[begin GIVEN DATA]

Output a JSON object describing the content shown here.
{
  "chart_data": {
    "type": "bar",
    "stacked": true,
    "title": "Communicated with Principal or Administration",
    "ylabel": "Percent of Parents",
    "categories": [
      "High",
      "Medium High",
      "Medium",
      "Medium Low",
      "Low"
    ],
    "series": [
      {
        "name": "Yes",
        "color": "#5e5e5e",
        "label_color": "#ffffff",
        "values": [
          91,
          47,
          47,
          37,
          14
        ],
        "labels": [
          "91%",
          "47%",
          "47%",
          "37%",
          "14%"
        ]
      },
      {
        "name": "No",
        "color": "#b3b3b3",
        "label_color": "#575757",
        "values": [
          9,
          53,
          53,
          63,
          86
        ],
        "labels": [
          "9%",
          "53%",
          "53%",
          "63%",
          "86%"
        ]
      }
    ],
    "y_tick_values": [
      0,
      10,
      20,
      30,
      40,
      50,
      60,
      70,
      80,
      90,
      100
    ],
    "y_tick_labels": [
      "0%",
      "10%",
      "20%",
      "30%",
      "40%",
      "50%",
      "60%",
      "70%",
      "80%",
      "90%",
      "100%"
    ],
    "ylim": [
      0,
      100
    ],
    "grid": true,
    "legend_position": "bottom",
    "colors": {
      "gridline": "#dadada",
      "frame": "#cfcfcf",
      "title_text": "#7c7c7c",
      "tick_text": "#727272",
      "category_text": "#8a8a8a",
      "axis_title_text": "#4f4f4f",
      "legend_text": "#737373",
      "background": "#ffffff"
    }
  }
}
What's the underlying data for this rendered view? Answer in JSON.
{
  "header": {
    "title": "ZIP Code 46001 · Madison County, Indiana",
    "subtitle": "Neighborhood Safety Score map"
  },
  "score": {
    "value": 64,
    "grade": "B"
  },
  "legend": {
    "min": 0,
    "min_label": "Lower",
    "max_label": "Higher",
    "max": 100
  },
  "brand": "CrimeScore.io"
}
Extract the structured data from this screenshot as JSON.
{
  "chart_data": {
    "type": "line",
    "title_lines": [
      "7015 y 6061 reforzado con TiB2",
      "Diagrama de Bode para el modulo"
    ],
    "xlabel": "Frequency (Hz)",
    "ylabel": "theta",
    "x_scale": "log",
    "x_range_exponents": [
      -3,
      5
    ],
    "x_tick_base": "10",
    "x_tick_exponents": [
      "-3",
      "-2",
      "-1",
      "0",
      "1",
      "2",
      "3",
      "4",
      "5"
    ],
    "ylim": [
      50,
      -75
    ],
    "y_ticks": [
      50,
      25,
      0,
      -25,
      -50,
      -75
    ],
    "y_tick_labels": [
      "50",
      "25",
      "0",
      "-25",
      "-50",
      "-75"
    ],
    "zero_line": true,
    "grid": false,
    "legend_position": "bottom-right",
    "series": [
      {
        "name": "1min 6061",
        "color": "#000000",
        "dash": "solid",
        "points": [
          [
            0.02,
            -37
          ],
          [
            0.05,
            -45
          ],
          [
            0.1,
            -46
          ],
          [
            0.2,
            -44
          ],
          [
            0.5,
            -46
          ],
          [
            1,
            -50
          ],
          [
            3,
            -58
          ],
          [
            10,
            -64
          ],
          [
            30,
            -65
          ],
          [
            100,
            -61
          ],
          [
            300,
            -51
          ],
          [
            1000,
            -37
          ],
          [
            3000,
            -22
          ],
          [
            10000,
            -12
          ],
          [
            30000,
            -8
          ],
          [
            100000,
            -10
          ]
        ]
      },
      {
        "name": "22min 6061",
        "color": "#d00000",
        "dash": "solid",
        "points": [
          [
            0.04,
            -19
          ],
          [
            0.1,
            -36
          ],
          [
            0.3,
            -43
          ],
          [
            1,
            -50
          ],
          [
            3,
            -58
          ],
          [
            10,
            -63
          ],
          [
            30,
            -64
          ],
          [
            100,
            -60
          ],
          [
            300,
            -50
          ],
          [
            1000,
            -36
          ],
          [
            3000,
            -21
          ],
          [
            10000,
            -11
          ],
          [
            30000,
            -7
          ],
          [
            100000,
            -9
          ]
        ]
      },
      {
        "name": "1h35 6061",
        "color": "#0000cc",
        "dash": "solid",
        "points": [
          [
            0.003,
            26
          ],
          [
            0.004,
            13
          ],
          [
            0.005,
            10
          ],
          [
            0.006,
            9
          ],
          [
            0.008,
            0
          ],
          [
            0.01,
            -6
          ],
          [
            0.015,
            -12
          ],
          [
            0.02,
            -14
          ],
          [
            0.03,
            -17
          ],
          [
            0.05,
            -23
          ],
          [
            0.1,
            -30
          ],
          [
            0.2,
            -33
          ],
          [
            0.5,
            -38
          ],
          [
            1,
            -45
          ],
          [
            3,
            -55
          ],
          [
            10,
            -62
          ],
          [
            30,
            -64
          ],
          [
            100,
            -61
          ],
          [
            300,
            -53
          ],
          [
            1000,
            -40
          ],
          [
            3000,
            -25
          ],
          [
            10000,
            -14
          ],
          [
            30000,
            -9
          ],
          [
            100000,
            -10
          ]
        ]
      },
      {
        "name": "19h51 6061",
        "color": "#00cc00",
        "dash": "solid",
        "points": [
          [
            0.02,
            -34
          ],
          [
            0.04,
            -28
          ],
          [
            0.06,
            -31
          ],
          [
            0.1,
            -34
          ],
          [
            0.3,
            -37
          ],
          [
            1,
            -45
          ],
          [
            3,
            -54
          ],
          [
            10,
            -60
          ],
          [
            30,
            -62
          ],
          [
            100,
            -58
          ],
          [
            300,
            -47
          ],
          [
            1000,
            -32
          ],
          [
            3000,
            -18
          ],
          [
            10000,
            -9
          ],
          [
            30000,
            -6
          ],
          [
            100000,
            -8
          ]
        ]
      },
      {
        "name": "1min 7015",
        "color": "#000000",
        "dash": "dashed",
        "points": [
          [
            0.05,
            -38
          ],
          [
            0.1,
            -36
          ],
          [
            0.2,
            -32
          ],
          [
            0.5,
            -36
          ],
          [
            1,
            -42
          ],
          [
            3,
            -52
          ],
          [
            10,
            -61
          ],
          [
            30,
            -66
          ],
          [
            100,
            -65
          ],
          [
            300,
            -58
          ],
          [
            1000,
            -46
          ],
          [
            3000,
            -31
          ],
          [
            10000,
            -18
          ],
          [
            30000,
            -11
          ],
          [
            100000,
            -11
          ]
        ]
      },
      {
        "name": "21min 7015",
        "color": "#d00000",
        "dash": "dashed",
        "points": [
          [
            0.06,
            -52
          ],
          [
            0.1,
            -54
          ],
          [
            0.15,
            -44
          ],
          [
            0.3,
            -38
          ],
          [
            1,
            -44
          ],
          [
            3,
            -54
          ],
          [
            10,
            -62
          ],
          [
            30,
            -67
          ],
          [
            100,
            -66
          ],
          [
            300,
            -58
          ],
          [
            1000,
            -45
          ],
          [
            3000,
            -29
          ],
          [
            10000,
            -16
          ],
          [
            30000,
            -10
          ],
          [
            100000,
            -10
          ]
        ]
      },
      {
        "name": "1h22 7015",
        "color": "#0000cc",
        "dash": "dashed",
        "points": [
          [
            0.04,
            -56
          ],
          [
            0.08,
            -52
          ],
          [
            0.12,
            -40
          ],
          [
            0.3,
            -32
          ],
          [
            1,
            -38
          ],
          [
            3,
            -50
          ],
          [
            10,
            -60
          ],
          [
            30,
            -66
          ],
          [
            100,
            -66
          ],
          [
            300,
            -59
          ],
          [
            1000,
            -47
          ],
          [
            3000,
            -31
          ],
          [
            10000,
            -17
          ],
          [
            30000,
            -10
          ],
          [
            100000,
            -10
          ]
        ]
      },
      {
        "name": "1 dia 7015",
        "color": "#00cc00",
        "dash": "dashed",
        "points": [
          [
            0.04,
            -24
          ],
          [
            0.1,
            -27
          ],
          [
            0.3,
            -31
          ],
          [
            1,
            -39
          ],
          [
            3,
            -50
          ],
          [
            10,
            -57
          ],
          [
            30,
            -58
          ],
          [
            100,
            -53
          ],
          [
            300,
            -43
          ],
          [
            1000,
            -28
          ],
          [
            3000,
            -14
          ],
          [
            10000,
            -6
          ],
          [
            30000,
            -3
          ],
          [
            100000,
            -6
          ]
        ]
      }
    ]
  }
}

[end GIVEN DATA]

INSTRUCTION:
Out of the records, collect only those lines that contain the string "bottom".

COMPLETED EXERCISE:
    "legend_position": "bottom",
    "legend_position": "bottom-right",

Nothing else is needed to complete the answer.